» **What is needed**
Reproduce each record below exactly as written.

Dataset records
** begin **

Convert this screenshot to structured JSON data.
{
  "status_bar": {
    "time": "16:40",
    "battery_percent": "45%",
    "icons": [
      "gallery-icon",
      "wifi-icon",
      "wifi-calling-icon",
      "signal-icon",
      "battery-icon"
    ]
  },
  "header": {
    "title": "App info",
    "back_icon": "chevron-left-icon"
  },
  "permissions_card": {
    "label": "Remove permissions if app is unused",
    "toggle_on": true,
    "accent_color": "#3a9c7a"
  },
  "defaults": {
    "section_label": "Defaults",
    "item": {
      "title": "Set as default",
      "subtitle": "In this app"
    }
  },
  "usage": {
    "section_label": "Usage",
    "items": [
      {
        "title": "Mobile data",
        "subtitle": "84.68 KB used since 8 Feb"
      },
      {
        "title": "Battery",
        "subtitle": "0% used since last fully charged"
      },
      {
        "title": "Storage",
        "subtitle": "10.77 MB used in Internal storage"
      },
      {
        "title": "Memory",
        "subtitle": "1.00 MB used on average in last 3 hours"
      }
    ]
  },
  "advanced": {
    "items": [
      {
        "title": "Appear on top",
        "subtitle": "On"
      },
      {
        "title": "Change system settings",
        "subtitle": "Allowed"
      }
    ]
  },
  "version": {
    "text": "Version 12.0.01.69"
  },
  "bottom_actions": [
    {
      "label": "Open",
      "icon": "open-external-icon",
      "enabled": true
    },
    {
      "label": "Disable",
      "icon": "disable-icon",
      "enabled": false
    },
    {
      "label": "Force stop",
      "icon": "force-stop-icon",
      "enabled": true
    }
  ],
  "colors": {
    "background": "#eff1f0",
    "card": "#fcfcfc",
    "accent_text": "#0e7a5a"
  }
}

** end **

» **Task response**
Convert this screenshot to structured JSON data.
{
  "status_bar": {
    "time": "16:40",
    "battery_percent": "45%",
    "icons": [
      "gallery-icon",
      "wifi-icon",
      "wifi-calling-icon",
      "signal-icon",
      "battery-icon"
    ]
  },
  "header": {
    "title": "App info",
    "back_icon": "chevron-left-icon"
  },
  "permissions_card": {
    "label": "Remove permissions if app is unused",
    "toggle_on": true,
    "accent_color": "#3a9c7a"
  },
  "defaults": {
    "section_label": "Defaults",
    "item": {
      "title": "Set as default",
      "subtitle": "In this app"
    }
  },
  "usage": {
    "section_label": "Usage",
    "items": [
      {
        "title": "Mobile data",
        "subtitle": "84.68 KB used since 8 Feb"
      },
      {
        "title": "Battery",
        "subtitle": "0% used since last fully charged"
      },
      {
        "title": "Storage",
        "subtitle": "10.77 MB used in Internal storage"
      },
      {
        "title": "Memory",
        "subtitle": "1.00 MB used on average in last 3 hours"
      }
    ]
  },
  "advanced": {
    "items": [
      {
        "title": "Appear on top",
        "subtitle": "On"
      },
      {
        "title": "Change system settings",
        "subtitle": "Allowed"
      }
    ]
  },
  "version": {
    "text": "Version 12.0.01.69"
  },
  "bottom_actions": [
    {
      "label": "Open",
      "icon": "open-external-icon",
      "enabled": true
    },
    {
      "label": "Disable",
      "icon": "disable-icon",
      "enabled": false
    },
    {
      "label": "Force stop",
      "icon": "force-stop-icon",
      "enabled": true
    }
  ],
  "colors": {
    "background": "#eff1f0",
    "card": "#fcfcfc",
    "accent_text": "#0e7a5a"
  }
}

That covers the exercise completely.